** EXERCISE GOAL **
The records below are made of lines; count those holding the word "无弹蕾丝" and give the number only.
══ DATA ROWS
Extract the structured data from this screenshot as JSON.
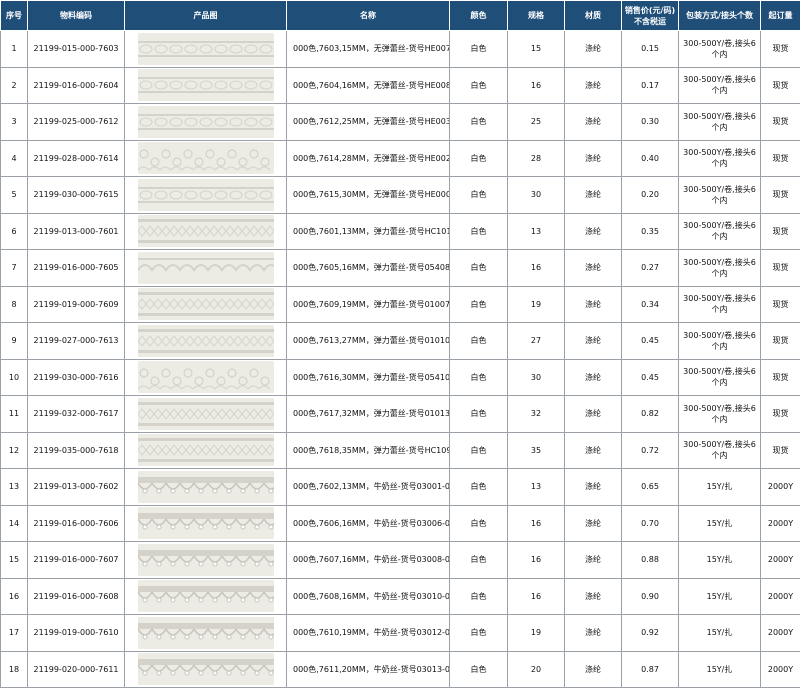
{
  "headers": [
    "序号",
    "物料编码",
    "产品图",
    "名称",
    "颜色",
    "规格",
    "材质",
    "销售价(元/码)\n不含税运",
    "包装方式/接头个数",
    "起订量"
  ],
  "rows": [
    {
      "no": "1",
      "code": "21199-015-000-7603",
      "name": "000色,7603,15MM，无弹蕾丝-货号HE0076-15-000",
      "color": "白色",
      "spec": "15",
      "material": "涤纶",
      "price": "0.15",
      "pack": "300-500Y/卷,接头6个内",
      "moq": "现货",
      "style": "plain"
    },
    {
      "no": "2",
      "code": "21199-016-000-7604",
      "name": "000色,7604,16MM，无弹蕾丝-货号HE0087-16-000",
      "color": "白色",
      "spec": "16",
      "material": "涤纶",
      "price": "0.17",
      "pack": "300-500Y/卷,接头6个内",
      "moq": "现货",
      "style": "plain"
    },
    {
      "no": "3",
      "code": "21199-025-000-7612",
      "name": "000色,7612,25MM，无弹蕾丝-货号HE0036-25-000",
      "color": "白色",
      "spec": "25",
      "material": "涤纶",
      "price": "0.30",
      "pack": "300-500Y/卷,接头6个内",
      "moq": "现货",
      "style": "plain"
    },
    {
      "no": "4",
      "code": "21199-028-000-7614",
      "name": "000色,7614,28MM，无弹蕾丝-货号HE0026-28-000",
      "color": "白色",
      "spec": "28",
      "material": "涤纶",
      "price": "0.40",
      "pack": "300-500Y/卷,接头6个内",
      "moq": "现货",
      "style": "floral"
    },
    {
      "no": "5",
      "code": "21199-030-000-7615",
      "name": "000色,7615,30MM，无弹蕾丝-货号HE0009-30-000",
      "color": "白色",
      "spec": "30",
      "material": "涤纶",
      "price": "0.20",
      "pack": "300-500Y/卷,接头6个内",
      "moq": "现货",
      "style": "plain"
    },
    {
      "no": "6",
      "code": "21199-013-000-7601",
      "name": "000色,7601,13MM，弹力蕾丝-货号HC1019-13-000",
      "color": "白色",
      "spec": "13",
      "material": "涤纶",
      "price": "0.35",
      "pack": "300-500Y/卷,接头6个内",
      "moq": "现货",
      "style": "elastic"
    },
    {
      "no": "7",
      "code": "21199-016-000-7605",
      "name": "000色,7605,16MM，弹力蕾丝-货号05408-016-000",
      "color": "白色",
      "spec": "16",
      "material": "涤纶",
      "price": "0.27",
      "pack": "300-500Y/卷,接头6个内",
      "moq": "现货",
      "style": "wave"
    },
    {
      "no": "8",
      "code": "21199-019-000-7609",
      "name": "000色,7609,19MM，弹力蕾丝-货号01007-019-000",
      "color": "白色",
      "spec": "19",
      "material": "涤纶",
      "price": "0.34",
      "pack": "300-500Y/卷,接头6个内",
      "moq": "现货",
      "style": "elastic"
    },
    {
      "no": "9",
      "code": "21199-027-000-7613",
      "name": "000色,7613,27MM，弹力蕾丝-货号01010-027-000",
      "color": "白色",
      "spec": "27",
      "material": "涤纶",
      "price": "0.45",
      "pack": "300-500Y/卷,接头6个内",
      "moq": "现货",
      "style": "elastic"
    },
    {
      "no": "10",
      "code": "21199-030-000-7616",
      "name": "000色,7616,30MM，弹力蕾丝-货号05410-030-000",
      "color": "白色",
      "spec": "30",
      "material": "涤纶",
      "price": "0.45",
      "pack": "300-500Y/卷,接头6个内",
      "moq": "现货",
      "style": "floral"
    },
    {
      "no": "11",
      "code": "21199-032-000-7617",
      "name": "000色,7617,32MM，弹力蕾丝-货号01013-032-000",
      "color": "白色",
      "spec": "32",
      "material": "涤纶",
      "price": "0.82",
      "pack": "300-500Y/卷,接头6个内",
      "moq": "现货",
      "style": "elastic"
    },
    {
      "no": "12",
      "code": "21199-035-000-7618",
      "name": "000色,7618,35MM，弹力蕾丝-货号HC1091-35-000",
      "color": "白色",
      "spec": "35",
      "material": "涤纶",
      "price": "0.72",
      "pack": "300-500Y/卷,接头6个内",
      "moq": "现货",
      "style": "elastic"
    },
    {
      "no": "13",
      "code": "21199-013-000-7602",
      "name": "000色,7602,13MM，牛奶丝-货号03001-013-000",
      "color": "白色",
      "spec": "13",
      "material": "涤纶",
      "price": "0.65",
      "pack": "15Y/扎",
      "moq": "2000Y",
      "style": "scallop"
    },
    {
      "no": "14",
      "code": "21199-016-000-7606",
      "name": "000色,7606,16MM，牛奶丝-货号03006-016-000",
      "color": "白色",
      "spec": "16",
      "material": "涤纶",
      "price": "0.70",
      "pack": "15Y/扎",
      "moq": "2000Y",
      "style": "scallop"
    },
    {
      "no": "15",
      "code": "21199-016-000-7607",
      "name": "000色,7607,16MM，牛奶丝-货号03008-016-000",
      "color": "白色",
      "spec": "16",
      "material": "涤纶",
      "price": "0.88",
      "pack": "15Y/扎",
      "moq": "2000Y",
      "style": "scallop"
    },
    {
      "no": "16",
      "code": "21199-016-000-7608",
      "name": "000色,7608,16MM，牛奶丝-货号03010-016-000",
      "color": "白色",
      "spec": "16",
      "material": "涤纶",
      "price": "0.90",
      "pack": "15Y/扎",
      "moq": "2000Y",
      "style": "scallop"
    },
    {
      "no": "17",
      "code": "21199-019-000-7610",
      "name": "000色,7610,19MM，牛奶丝-货号03012-019-000",
      "color": "白色",
      "spec": "19",
      "material": "涤纶",
      "price": "0.92",
      "pack": "15Y/扎",
      "moq": "2000Y",
      "style": "scallop"
    },
    {
      "no": "18",
      "code": "21199-020-000-7611",
      "name": "000色,7611,20MM，牛奶丝-货号03013-020-000",
      "color": "白色",
      "spec": "20",
      "material": "涤纶",
      "price": "0.87",
      "pack": "15Y/扎",
      "moq": "2000Y",
      "style": "scallop"
    }
  ],
  "colors": {
    "header_bg": "#1f4e79",
    "header_text": "#ffffff",
    "grid": "#9aa0a6",
    "lace_base": "#ecebe4",
    "lace_pattern": "#d4d2c9"
  }
}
════
** TASK ANSWER **
5